◆ YOUR GOAL
Reproduce all entries verbatim, with nothing added or dropped.

## Begin DATA FOR PROCESSING

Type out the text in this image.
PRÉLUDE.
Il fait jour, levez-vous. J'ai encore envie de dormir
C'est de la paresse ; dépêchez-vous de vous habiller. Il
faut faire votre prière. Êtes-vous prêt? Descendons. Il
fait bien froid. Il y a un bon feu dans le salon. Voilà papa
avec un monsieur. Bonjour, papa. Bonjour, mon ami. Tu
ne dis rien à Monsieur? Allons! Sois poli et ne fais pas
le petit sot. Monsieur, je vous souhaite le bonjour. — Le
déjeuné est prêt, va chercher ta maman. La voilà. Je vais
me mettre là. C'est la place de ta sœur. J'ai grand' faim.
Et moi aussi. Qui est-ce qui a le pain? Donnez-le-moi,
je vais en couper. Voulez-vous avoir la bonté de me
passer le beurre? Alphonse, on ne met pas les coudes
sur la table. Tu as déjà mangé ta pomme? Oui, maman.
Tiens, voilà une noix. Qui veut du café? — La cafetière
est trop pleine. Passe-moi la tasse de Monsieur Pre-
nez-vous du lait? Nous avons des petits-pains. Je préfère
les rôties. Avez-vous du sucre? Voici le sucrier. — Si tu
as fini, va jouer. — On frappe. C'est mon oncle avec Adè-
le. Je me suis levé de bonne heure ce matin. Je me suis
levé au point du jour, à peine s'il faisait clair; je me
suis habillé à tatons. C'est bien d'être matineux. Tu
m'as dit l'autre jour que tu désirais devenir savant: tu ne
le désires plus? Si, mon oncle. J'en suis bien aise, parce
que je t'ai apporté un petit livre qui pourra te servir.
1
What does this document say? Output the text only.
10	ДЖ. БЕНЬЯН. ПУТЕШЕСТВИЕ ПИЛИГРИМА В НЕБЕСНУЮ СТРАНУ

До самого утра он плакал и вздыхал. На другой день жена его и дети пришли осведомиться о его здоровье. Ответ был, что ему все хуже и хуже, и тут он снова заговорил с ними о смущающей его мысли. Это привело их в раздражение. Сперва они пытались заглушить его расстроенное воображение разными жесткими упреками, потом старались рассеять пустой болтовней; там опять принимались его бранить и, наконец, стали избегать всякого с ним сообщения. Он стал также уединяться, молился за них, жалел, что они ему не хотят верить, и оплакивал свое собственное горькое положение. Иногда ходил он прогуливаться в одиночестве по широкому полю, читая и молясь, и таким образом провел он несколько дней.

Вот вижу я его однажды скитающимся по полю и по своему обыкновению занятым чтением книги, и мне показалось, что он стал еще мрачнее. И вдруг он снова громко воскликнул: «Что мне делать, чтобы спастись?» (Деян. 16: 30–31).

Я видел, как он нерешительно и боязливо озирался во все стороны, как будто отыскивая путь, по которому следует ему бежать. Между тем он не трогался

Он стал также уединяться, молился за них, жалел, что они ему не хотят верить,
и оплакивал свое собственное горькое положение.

## End DATA FOR PROCESSING

◆ REPLY TO THE TASK
Type out the text in this image.
PRÉLUDE.
Il fait jour, levez-vous. J'ai encore envie de dormir
C'est de la paresse ; dépêchez-vous de vous habiller. Il
faut faire votre prière. Êtes-vous prêt? Descendons. Il
fait bien froid. Il y a un bon feu dans le salon. Voilà papa
avec un monsieur. Bonjour, papa. Bonjour, mon ami. Tu
ne dis rien à Monsieur? Allons! Sois poli et ne fais pas
le petit sot. Monsieur, je vous souhaite le bonjour. — Le
déjeuné est prêt, va chercher ta maman. La voilà. Je vais
me mettre là. C'est la place de ta sœur. J'ai grand' faim.
Et moi aussi. Qui est-ce qui a le pain? Donnez-le-moi,
je vais en couper. Voulez-vous avoir la bonté de me
passer le beurre? Alphonse, on ne met pas les coudes
sur la table. Tu as déjà mangé ta pomme? Oui, maman.
Tiens, voilà une noix. Qui veut du café? — La cafetière
est trop pleine. Passe-moi la tasse de Monsieur Pre-
nez-vous du lait? Nous avons des petits-pains. Je préfère
les rôties. Avez-vous du sucre? Voici le sucrier. — Si tu
as fini, va jouer. — On frappe. C'est mon oncle avec Adè-
le. Je me suis levé de bonne heure ce matin. Je me suis
levé au point du jour, à peine s'il faisait clair; je me
suis habillé à tatons. C'est bien d'être matineux. Tu
m'as dit l'autre jour que tu désirais devenir savant: tu ne
le désires plus? Si, mon oncle. J'en suis bien aise, parce
que je t'ai apporté un petit livre qui pourra te servir.
1
What does this document say? Output the text only.
10	ДЖ. БЕНЬЯН. ПУТЕШЕСТВИЕ ПИЛИГРИМА В НЕБЕСНУЮ СТРАНУ

До самого утра он плакал и вздыхал. На другой день жена его и дети пришли осведомиться о его здоровье. Ответ был, что ему все хуже и хуже, и тут он снова заговорил с ними о смущающей его мысли. Это привело их в раздражение. Сперва они пытались заглушить его расстроенное воображение разными жесткими упреками, потом старались рассеять пустой болтовней; там опять принимались его бранить и, наконец, стали избегать всякого с ним сообщения. Он стал также уединяться, молился за них, жалел, что они ему не хотят верить, и оплакивал свое собственное горькое положение. Иногда ходил он прогуливаться в одиночестве по широкому полю, читая и молясь, и таким образом провел он несколько дней.

Вот вижу я его однажды скитающимся по полю и по своему обыкновению занятым чтением книги, и мне показалось, что он стал еще мрачнее. И вдруг он снова громко воскликнул: «Что мне делать, чтобы спастись?» (Деян. 16: 30–31).

Я видел, как он нерешительно и боязливо озирался во все стороны, как будто отыскивая путь, по которому следует ему бежать. Между тем он не трогался

Он стал также уединяться, молился за них, жалел, что они ему не хотят верить,
и оплакивал свое собственное горькое положение.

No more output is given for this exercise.